WHAT YOU WILL DO -> Wherever "text" appears in a line, list that line.

GIVEN RECORDS ->
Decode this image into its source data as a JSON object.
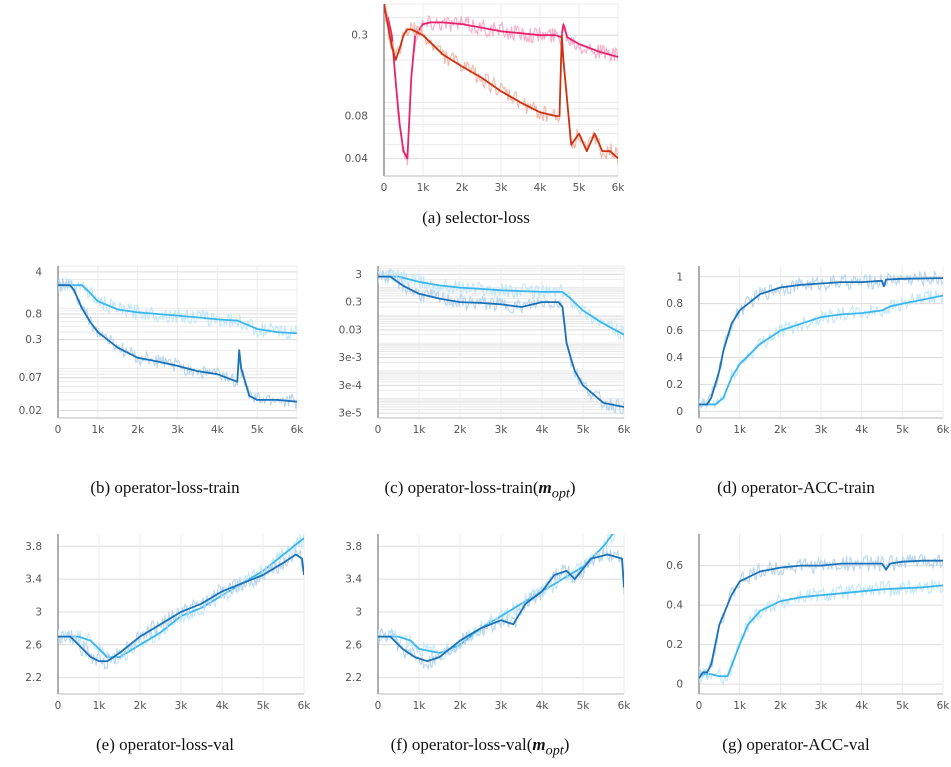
{
  "chart_data": [
    {
      "id": "a",
      "type": "line",
      "caption": "(a) selector-loss",
      "xlim": [
        0,
        6000
      ],
      "xticks": [
        0,
        1000,
        2000,
        3000,
        4000,
        5000,
        6000
      ],
      "xtick_labels": [
        "0",
        "1k",
        "2k",
        "3k",
        "4k",
        "5k",
        "6k"
      ],
      "yscale": "log",
      "ylim": [
        0.03,
        0.5
      ],
      "yticks": [
        0.04,
        0.08,
        0.3
      ],
      "ytick_labels": [
        "0.04",
        "0.08",
        "0.3"
      ],
      "series": [
        {
          "color": "#e8236e",
          "shade": "#f7a9c6",
          "x": [
            0,
            100,
            200,
            300,
            400,
            500,
            600,
            700,
            800,
            1000,
            1200,
            1500,
            2000,
            2500,
            3000,
            3500,
            4000,
            4400,
            4550,
            4600,
            4700,
            5000,
            5500,
            6000
          ],
          "y": [
            0.45,
            0.4,
            0.3,
            0.14,
            0.07,
            0.045,
            0.04,
            0.15,
            0.3,
            0.36,
            0.37,
            0.37,
            0.36,
            0.34,
            0.32,
            0.31,
            0.3,
            0.3,
            0.29,
            0.36,
            0.29,
            0.26,
            0.23,
            0.21
          ]
        },
        {
          "color": "#cc3311",
          "shade": "#f2b4a3",
          "x": [
            0,
            100,
            200,
            300,
            400,
            500,
            600,
            700,
            800,
            1000,
            1500,
            2000,
            2500,
            3000,
            3500,
            4000,
            4400,
            4500,
            4560,
            4600,
            4700,
            4800,
            5000,
            5200,
            5400,
            5600,
            5800,
            6000
          ],
          "y": [
            0.5,
            0.35,
            0.25,
            0.2,
            0.24,
            0.3,
            0.33,
            0.33,
            0.32,
            0.3,
            0.22,
            0.18,
            0.15,
            0.12,
            0.1,
            0.085,
            0.08,
            0.08,
            0.3,
            0.2,
            0.1,
            0.05,
            0.06,
            0.045,
            0.06,
            0.045,
            0.045,
            0.04
          ]
        }
      ]
    },
    {
      "id": "b",
      "type": "line",
      "caption": "(b) operator-loss-train",
      "xlim": [
        0,
        6000
      ],
      "xticks": [
        0,
        1000,
        2000,
        3000,
        4000,
        5000,
        6000
      ],
      "xtick_labels": [
        "0",
        "1k",
        "2k",
        "3k",
        "4k",
        "5k",
        "6k"
      ],
      "yscale": "log",
      "ylim": [
        0.015,
        5
      ],
      "yticks": [
        0.02,
        0.07,
        0.3,
        0.8,
        4
      ],
      "ytick_labels": [
        "0.02",
        "0.07",
        "0.3",
        "0.8",
        "4"
      ],
      "series": [
        {
          "color": "#3bb7ee",
          "shade": "#bfe7fa",
          "x": [
            0,
            600,
            800,
            1000,
            1500,
            2000,
            2500,
            3000,
            3500,
            4000,
            4500,
            4700,
            5000,
            5500,
            6000
          ],
          "y": [
            2.4,
            2.4,
            1.8,
            1.3,
            0.95,
            0.85,
            0.8,
            0.75,
            0.7,
            0.65,
            0.62,
            0.55,
            0.45,
            0.4,
            0.38
          ]
        },
        {
          "color": "#1a72b8",
          "shade": "#b5d4ec",
          "x": [
            0,
            300,
            400,
            600,
            800,
            1000,
            1500,
            2000,
            2500,
            3000,
            3500,
            4000,
            4500,
            4550,
            4600,
            4700,
            4800,
            5000,
            5500,
            6000
          ],
          "y": [
            2.4,
            2.4,
            2.0,
            1.0,
            0.6,
            0.4,
            0.22,
            0.15,
            0.13,
            0.11,
            0.09,
            0.08,
            0.06,
            0.2,
            0.1,
            0.06,
            0.035,
            0.03,
            0.03,
            0.028
          ]
        }
      ]
    },
    {
      "id": "c",
      "type": "line",
      "caption": "(c) operator-loss-train(m_opt)",
      "xlim": [
        0,
        6000
      ],
      "xticks": [
        0,
        1000,
        2000,
        3000,
        4000,
        5000,
        6000
      ],
      "xtick_labels": [
        "0",
        "1k",
        "2k",
        "3k",
        "4k",
        "5k",
        "6k"
      ],
      "yscale": "log",
      "ylim": [
        2e-05,
        6
      ],
      "yticks": [
        3e-05,
        0.0003,
        0.003,
        0.03,
        0.3,
        3
      ],
      "ytick_labels": [
        "3e-5",
        "3e-4",
        "3e-3",
        "0.03",
        "0.3",
        "3"
      ],
      "series": [
        {
          "color": "#3bb7ee",
          "shade": "#bfe7fa",
          "x": [
            0,
            500,
            1000,
            1500,
            2000,
            2500,
            3000,
            3500,
            4000,
            4500,
            4700,
            5000,
            5500,
            6000
          ],
          "y": [
            2.5,
            2.5,
            1.6,
            1.2,
            1.0,
            0.9,
            0.8,
            0.75,
            0.7,
            0.7,
            0.4,
            0.15,
            0.05,
            0.02
          ]
        },
        {
          "color": "#1a72b8",
          "shade": "#b5d4ec",
          "x": [
            0,
            300,
            600,
            1000,
            1500,
            2000,
            2500,
            3000,
            3500,
            4000,
            4400,
            4500,
            4600,
            4700,
            4800,
            5000,
            5500,
            6000
          ],
          "y": [
            2.5,
            2.5,
            1.2,
            0.6,
            0.4,
            0.3,
            0.28,
            0.25,
            0.2,
            0.3,
            0.3,
            0.2,
            0.01,
            0.003,
            0.001,
            0.0003,
            7e-05,
            5e-05
          ]
        }
      ]
    },
    {
      "id": "d",
      "type": "line",
      "caption": "(d) operator-ACC-train",
      "xlim": [
        0,
        6000
      ],
      "xticks": [
        0,
        1000,
        2000,
        3000,
        4000,
        5000,
        6000
      ],
      "xtick_labels": [
        "0",
        "1k",
        "2k",
        "3k",
        "4k",
        "5k",
        "6k"
      ],
      "yscale": "linear",
      "ylim": [
        -0.05,
        1.08
      ],
      "yticks": [
        0,
        0.2,
        0.4,
        0.6,
        0.8,
        1
      ],
      "ytick_labels": [
        "0",
        "0.2",
        "0.4",
        "0.6",
        "0.8",
        "1"
      ],
      "series": [
        {
          "color": "#3bb7ee",
          "shade": "#bfe7fa",
          "x": [
            0,
            400,
            600,
            800,
            1000,
            1500,
            2000,
            2500,
            3000,
            3500,
            4000,
            4500,
            4700,
            5000,
            5500,
            6000
          ],
          "y": [
            0.05,
            0.05,
            0.1,
            0.25,
            0.35,
            0.5,
            0.6,
            0.65,
            0.7,
            0.72,
            0.73,
            0.75,
            0.78,
            0.8,
            0.83,
            0.86
          ]
        },
        {
          "color": "#1a72b8",
          "shade": "#b5d4ec",
          "x": [
            0,
            200,
            300,
            400,
            500,
            600,
            800,
            1000,
            1500,
            2000,
            2500,
            3000,
            3500,
            4000,
            4500,
            4550,
            4600,
            5000,
            6000
          ],
          "y": [
            0.05,
            0.05,
            0.1,
            0.2,
            0.3,
            0.45,
            0.65,
            0.75,
            0.87,
            0.92,
            0.94,
            0.95,
            0.96,
            0.96,
            0.97,
            0.93,
            0.98,
            0.985,
            0.99
          ]
        }
      ]
    },
    {
      "id": "e",
      "type": "line",
      "caption": "(e) operator-loss-val",
      "xlim": [
        0,
        6000
      ],
      "xticks": [
        0,
        1000,
        2000,
        3000,
        4000,
        5000,
        6000
      ],
      "xtick_labels": [
        "0",
        "1k",
        "2k",
        "3k",
        "4k",
        "5k",
        "6k"
      ],
      "yscale": "linear",
      "ylim": [
        2.0,
        3.95
      ],
      "yticks": [
        2.2,
        2.6,
        3,
        3.4,
        3.8
      ],
      "ytick_labels": [
        "2.2",
        "2.6",
        "3",
        "3.4",
        "3.8"
      ],
      "series": [
        {
          "color": "#3bb7ee",
          "shade": "#bfe7fa",
          "x": [
            0,
            500,
            800,
            1000,
            1200,
            1500,
            2000,
            2500,
            3000,
            3500,
            4000,
            4500,
            5000,
            5500,
            6000
          ],
          "y": [
            2.7,
            2.7,
            2.65,
            2.55,
            2.45,
            2.45,
            2.6,
            2.75,
            2.95,
            3.05,
            3.2,
            3.35,
            3.5,
            3.7,
            3.9
          ]
        },
        {
          "color": "#1a72b8",
          "shade": "#b5d4ec",
          "x": [
            0,
            300,
            500,
            800,
            1000,
            1200,
            1500,
            2000,
            2500,
            3000,
            3500,
            4000,
            4500,
            5000,
            5500,
            5800,
            5950,
            6000
          ],
          "y": [
            2.7,
            2.7,
            2.6,
            2.45,
            2.4,
            2.4,
            2.5,
            2.7,
            2.85,
            3.0,
            3.1,
            3.25,
            3.35,
            3.45,
            3.6,
            3.7,
            3.65,
            3.45
          ]
        }
      ]
    },
    {
      "id": "f",
      "type": "line",
      "caption": "(f) operator-loss-val(m_opt)",
      "xlim": [
        0,
        6000
      ],
      "xticks": [
        0,
        1000,
        2000,
        3000,
        4000,
        5000,
        6000
      ],
      "xtick_labels": [
        "0",
        "1k",
        "2k",
        "3k",
        "4k",
        "5k",
        "6k"
      ],
      "yscale": "linear",
      "ylim": [
        2.0,
        3.95
      ],
      "yticks": [
        2.2,
        2.6,
        3,
        3.4,
        3.8
      ],
      "ytick_labels": [
        "2.2",
        "2.6",
        "3",
        "3.4",
        "3.8"
      ],
      "series": [
        {
          "color": "#3bb7ee",
          "shade": "#bfe7fa",
          "x": [
            0,
            500,
            800,
            1000,
            1500,
            2000,
            2500,
            3000,
            3500,
            4000,
            4500,
            5000,
            5500,
            5800
          ],
          "y": [
            2.7,
            2.7,
            2.65,
            2.55,
            2.5,
            2.6,
            2.8,
            2.95,
            3.1,
            3.25,
            3.4,
            3.55,
            3.8,
            4.0
          ]
        },
        {
          "color": "#1a72b8",
          "shade": "#b5d4ec",
          "x": [
            0,
            300,
            600,
            900,
            1200,
            1500,
            2000,
            2500,
            3000,
            3300,
            3600,
            4000,
            4300,
            4600,
            4800,
            5200,
            5600,
            5950,
            6000
          ],
          "y": [
            2.7,
            2.7,
            2.55,
            2.45,
            2.4,
            2.45,
            2.65,
            2.8,
            2.9,
            2.85,
            3.1,
            3.25,
            3.45,
            3.5,
            3.4,
            3.65,
            3.7,
            3.65,
            3.3
          ]
        }
      ]
    },
    {
      "id": "g",
      "type": "line",
      "caption": "(g) operator-ACC-val",
      "xlim": [
        0,
        6000
      ],
      "xticks": [
        0,
        1000,
        2000,
        3000,
        4000,
        5000,
        6000
      ],
      "xtick_labels": [
        "0",
        "1k",
        "2k",
        "3k",
        "4k",
        "5k",
        "6k"
      ],
      "yscale": "linear",
      "ylim": [
        -0.05,
        0.76
      ],
      "yticks": [
        0,
        0.2,
        0.4,
        0.6
      ],
      "ytick_labels": [
        "0",
        "0.2",
        "0.4",
        "0.6"
      ],
      "series": [
        {
          "color": "#3bb7ee",
          "shade": "#bfe7fa",
          "x": [
            0,
            300,
            500,
            700,
            1000,
            1200,
            1500,
            2000,
            2500,
            3000,
            3500,
            4000,
            4500,
            5000,
            5500,
            6000
          ],
          "y": [
            0.05,
            0.05,
            0.04,
            0.04,
            0.2,
            0.3,
            0.37,
            0.42,
            0.44,
            0.45,
            0.46,
            0.47,
            0.48,
            0.485,
            0.49,
            0.5
          ]
        },
        {
          "color": "#1a72b8",
          "shade": "#b5d4ec",
          "x": [
            0,
            100,
            200,
            300,
            500,
            800,
            1000,
            1500,
            2000,
            2500,
            3000,
            3500,
            4000,
            4500,
            4600,
            4700,
            5000,
            5500,
            6000
          ],
          "y": [
            0.03,
            0.06,
            0.06,
            0.1,
            0.3,
            0.45,
            0.52,
            0.57,
            0.59,
            0.6,
            0.6,
            0.61,
            0.61,
            0.61,
            0.58,
            0.61,
            0.62,
            0.625,
            0.625
          ]
        }
      ]
    }
  ],
  "captions": {
    "a": {
      "text": "(a) selector-loss"
    },
    "b": {
      "text": "(b) operator-loss-train"
    },
    "c": {
      "prefix": "(c) operator-loss-train(",
      "var": "m",
      "sub": "opt",
      "suffix": ")"
    },
    "d": {
      "text": "(d) operator-ACC-train"
    },
    "e": {
      "text": "(e) operator-loss-val"
    },
    "f": {
      "prefix": "(f) operator-loss-val(",
      "var": "m",
      "sub": "opt",
      "suffix": ")"
    },
    "g": {
      "text": "(g) operator-ACC-val"
    }
  }
}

WRITTEN SOLUTION ->
      "text": "(a) selector-loss"
      "text": "(b) operator-loss-train"
      "text": "(d) operator-ACC-train"
      "text": "(e) operator-loss-val"
      "text": "(g) operator-ACC-val"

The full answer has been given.